#### Required task:
Reproduce the listing below without changes, except that pictures are left out.

⁂

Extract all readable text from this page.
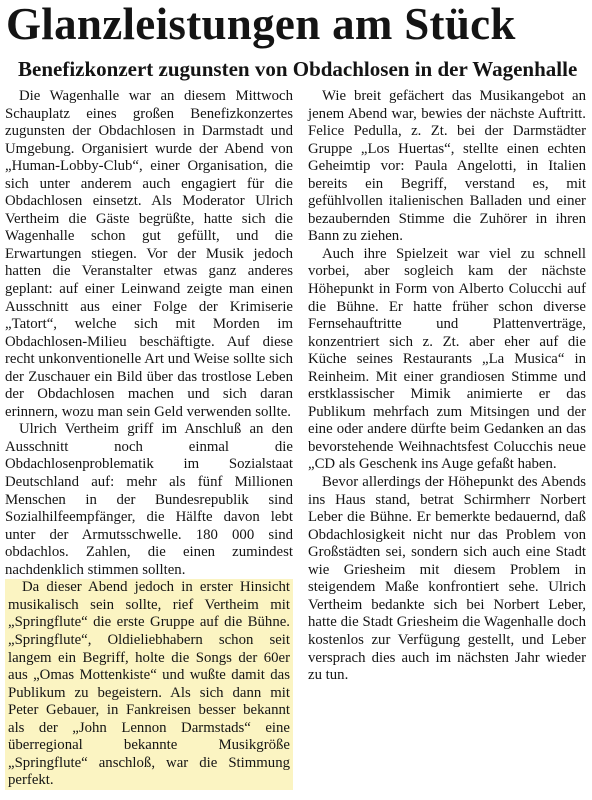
Glanzleistungen am Stück
Benefizkonzert zugunsten von Obdachlosen in der Wagenhalle

Die Wagenhalle war an diesem Mittwoch Schauplatz eines großen Benefizkonzertes zugunsten der Obdachlosen in Darmstadt und Umgebung. Organisiert wurde der Abend von „Human-Lobby-Club“, einer Organisation, die sich unter anderem auch engagiert für die Obdachlosen einsetzt. Als Moderator Ulrich Vertheim die Gäste begrüßte, hatte sich die Wagenhalle schon gut gefüllt, und die Erwartungen stiegen. Vor der Musik jedoch hatten die Veranstalter etwas ganz anderes geplant: auf einer Leinwand zeigte man einen Ausschnitt aus einer Folge der Krimiserie „Tatort“, welche sich mit Morden im Obdachlosen-Milieu beschäftigte. Auf diese recht unkonventionelle Art und Weise sollte sich der Zuschauer ein Bild über das trostlose Leben der Obdachlosen machen und sich daran erinnern, wozu man sein Geld verwenden sollte.

Ulrich Vertheim griff im Anschluß an den Ausschnitt noch einmal die Obdachlosenproblematik im Sozialstaat Deutschland auf: mehr als fünf Millionen Menschen in der Bundesrepublik sind Sozialhilfeempfänger, die Hälfte davon lebt unter der Armutsschwelle. 180 000 sind obdachlos. Zahlen, die einen zumindest nachdenklich stimmen sollten.

Da dieser Abend jedoch in erster Hinsicht musikalisch sein sollte, rief Vertheim mit „Springflute“ die erste Gruppe auf die Bühne. „Springflute“, Oldieliebhabern schon seit langem ein Begriff, holte die Songs der 60er aus „Omas Mottenkiste“ und wußte damit das Publikum zu begeistern. Als sich dann mit Peter Gebauer, in Fankreisen besser bekannt als der „John Lennon Darmstads“ eine überregional bekannte Musikgröße „Springflute“ anschloß, war die Stimmung perfekt.

Wie breit gefächert das Musikangebot an jenem Abend war, bewies der nächste Auftritt. Felice Pedulla, z. Zt. bei der Darmstädter Gruppe „Los Huertas“, stellte einen echten Geheimtip vor: Paula Angelotti, in Italien bereits ein Begriff, verstand es, mit gefühlvollen italienischen Balladen und einer bezaubernden Stimme die Zuhörer in ihren Bann zu ziehen.

Auch ihre Spielzeit war viel zu schnell vorbei, aber sogleich kam der nächste Höhepunkt in Form von Alberto Colucchi auf die Bühne. Er hatte früher schon diverse Fernsehauftritte und Plattenverträge, konzentriert sich z. Zt. aber eher auf die Küche seines Restaurants „La Musica“ in Reinheim. Mit einer grandiosen Stimme und erstklassischer Mimik animierte er das Publikum mehrfach zum Mitsingen und der eine oder andere dürfte beim Gedanken an das bevorstehende Weihnachtsfest Colucchis neue „CD als Geschenk ins Auge gefaßt haben.

Bevor allerdings der Höhepunkt des Abends ins Haus stand, betrat Schirmherr Norbert Leber die Bühne. Er bemerkte bedauernd, daß Obdachlosigkeit nicht nur das Problem von Großstädten sei, sondern sich auch eine Stadt wie Griesheim mit diesem Problem in steigendem Maße konfrontiert sehe. Ulrich Vertheim bedankte sich bei Norbert Leber, hatte die Stadt Griesheim die Wagenhalle doch kostenlos zur Verfügung gestellt, und Leber versprach dies auch im nächsten Jahr wieder zu tun.
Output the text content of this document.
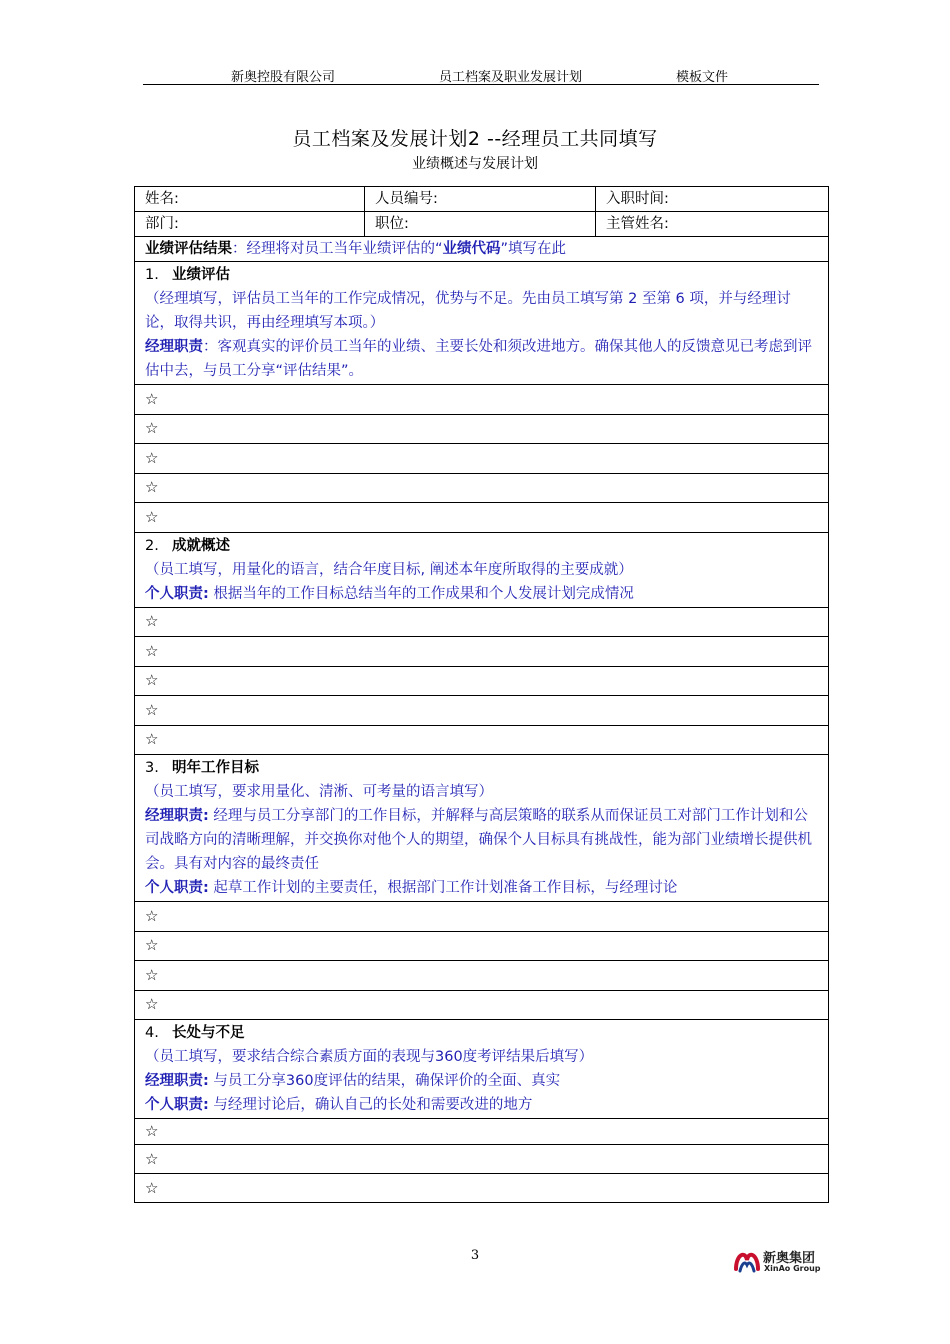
新奥控股有限公司	员工档案及职业发展计划	模板文件
员工档案及发展计划2 --经理员工共同填写
业绩概述与发展计划
姓名:	人员编号:	入职时间:
部门:	职位:	主管姓名:
业绩评估结果：经理将对员工当年业绩评估的“业绩代码”填写在此		

1. 业绩评估
（经理填写，评估员工当年的工作完成情况，优势与不足。先由员工填写第 2 至第 6 项，并与经理讨论，取得共识，再由经理填写本项。）
经理职责：客观真实的评价员工当年的业绩、主要长处和须改进地方。确保其他人的反馈意见已考虑到评估中去，与员工分享“评估结果”。		

☆		
☆		
☆		
☆		
☆		

2. 成就概述
（员工填写，用量化的语言，结合年度目标, 阐述本年度所取得的主要成就）
个人职责: 根据当年的工作目标总结当年的工作成果和个人发展计划完成情况		

☆		
☆		
☆		
☆		
☆		

3. 明年工作目标
（员工填写，要求用量化、清淅、可考量的语言填写）
经理职责: 经理与员工分享部门的工作目标，并解释与高层策略的联系从而保证员工对部门工作计划和公司战略方向的清晰理解，并交换你对他个人的期望，确保个人目标具有挑战性，能为部门业绩增长提供机会。具有对内容的最终责任
个人职责: 起草工作计划的主要责任，根据部门工作计划准备工作目标，与经理讨论		

☆		
☆		
☆		
☆		

4. 长处与不足
（员工填写，要求结合综合素质方面的表现与360度考评结果后填写）
经理职责: 与员工分享360度评估的结果，确保评价的全面、真实
个人职责: 与经理讨论后，确认自己的长处和需要改进的地方		

☆		
☆		
☆		
3	新奥集团
XinAo Group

⁂

#### Written response:
Extract all readable text from this page.
Glanzleistungen am Stück
Benefizkonzert zugunsten von Obdachlosen in der Wagenhalle

Die Wagenhalle war an diesem Mittwoch Schauplatz eines großen Benefizkonzertes zugunsten der Obdachlosen in Darmstadt und Umgebung. Organisiert wurde der Abend von „Human-Lobby-Club“, einer Organisation, die sich unter anderem auch engagiert für die Obdachlosen einsetzt. Als Moderator Ulrich Vertheim die Gäste begrüßte, hatte sich die Wagenhalle schon gut gefüllt, und die Erwartungen stiegen. Vor der Musik jedoch hatten die Veranstalter etwas ganz anderes geplant: auf einer Leinwand zeigte man einen Ausschnitt aus einer Folge der Krimiserie „Tatort“, welche sich mit Morden im Obdachlosen-Milieu beschäftigte. Auf diese recht unkonventionelle Art und Weise sollte sich der Zuschauer ein Bild über das trostlose Leben der Obdachlosen machen und sich daran erinnern, wozu man sein Geld verwenden sollte.

Ulrich Vertheim griff im Anschluß an den Ausschnitt noch einmal die Obdachlosenproblematik im Sozialstaat Deutschland auf: mehr als fünf Millionen Menschen in der Bundesrepublik sind Sozialhilfeempfänger, die Hälfte davon lebt unter der Armutsschwelle. 180 000 sind obdachlos. Zahlen, die einen zumindest nachdenklich stimmen sollten.

Da dieser Abend jedoch in erster Hinsicht musikalisch sein sollte, rief Vertheim mit „Springflute“ die erste Gruppe auf die Bühne. „Springflute“, Oldieliebhabern schon seit langem ein Begriff, holte die Songs der 60er aus „Omas Mottenkiste“ und wußte damit das Publikum zu begeistern. Als sich dann mit Peter Gebauer, in Fankreisen besser bekannt als der „John Lennon Darmstads“ eine überregional bekannte Musikgröße „Springflute“ anschloß, war die Stimmung perfekt.

Wie breit gefächert das Musikangebot an jenem Abend war, bewies der nächste Auftritt. Felice Pedulla, z. Zt. bei der Darmstädter Gruppe „Los Huertas“, stellte einen echten Geheimtip vor: Paula Angelotti, in Italien bereits ein Begriff, verstand es, mit gefühlvollen italienischen Balladen und einer bezaubernden Stimme die Zuhörer in ihren Bann zu ziehen.

Auch ihre Spielzeit war viel zu schnell vorbei, aber sogleich kam der nächste Höhepunkt in Form von Alberto Colucchi auf die Bühne. Er hatte früher schon diverse Fernsehauftritte und Plattenverträge, konzentriert sich z. Zt. aber eher auf die Küche seines Restaurants „La Musica“ in Reinheim. Mit einer grandiosen Stimme und erstklassischer Mimik animierte er das Publikum mehrfach zum Mitsingen und der eine oder andere dürfte beim Gedanken an das bevorstehende Weihnachtsfest Colucchis neue „CD als Geschenk ins Auge gefaßt haben.

Bevor allerdings der Höhepunkt des Abends ins Haus stand, betrat Schirmherr Norbert Leber die Bühne. Er bemerkte bedauernd, daß Obdachlosigkeit nicht nur das Problem von Großstädten sei, sondern sich auch eine Stadt wie Griesheim mit diesem Problem in steigendem Maße konfrontiert sehe. Ulrich Vertheim bedankte sich bei Norbert Leber, hatte die Stadt Griesheim die Wagenhalle doch kostenlos zur Verfügung gestellt, und Leber versprach dies auch im nächsten Jahr wieder zu tun.
Output the text content of this document.
新奥控股有限公司	员工档案及职业发展计划	模板文件
员工档案及发展计划2 --经理员工共同填写
业绩概述与发展计划
姓名:	人员编号:	入职时间:
部门:	职位:	主管姓名:
业绩评估结果：经理将对员工当年业绩评估的“业绩代码”填写在此		

1. 业绩评估
（经理填写，评估员工当年的工作完成情况，优势与不足。先由员工填写第 2 至第 6 项，并与经理讨论，取得共识，再由经理填写本项。）
经理职责：客观真实的评价员工当年的业绩、主要长处和须改进地方。确保其他人的反馈意见已考虑到评估中去，与员工分享“评估结果”。		

☆		
☆		
☆		
☆		
☆		

2. 成就概述
（员工填写，用量化的语言，结合年度目标, 阐述本年度所取得的主要成就）
个人职责: 根据当年的工作目标总结当年的工作成果和个人发展计划完成情况		

☆		
☆		
☆		
☆		
☆		

3. 明年工作目标
（员工填写，要求用量化、清淅、可考量的语言填写）
经理职责: 经理与员工分享部门的工作目标，并解释与高层策略的联系从而保证员工对部门工作计划和公司战略方向的清晰理解，并交换你对他个人的期望，确保个人目标具有挑战性，能为部门业绩增长提供机会。具有对内容的最终责任
个人职责: 起草工作计划的主要责任，根据部门工作计划准备工作目标，与经理讨论		

☆		
☆		
☆		
☆		

4. 长处与不足
（员工填写，要求结合综合素质方面的表现与360度考评结果后填写）
经理职责: 与员工分享360度评估的结果，确保评价的全面、真实
个人职责: 与经理讨论后，确认自己的长处和需要改进的地方		

☆		
☆		
☆		
3	新奥集团
XinAo Group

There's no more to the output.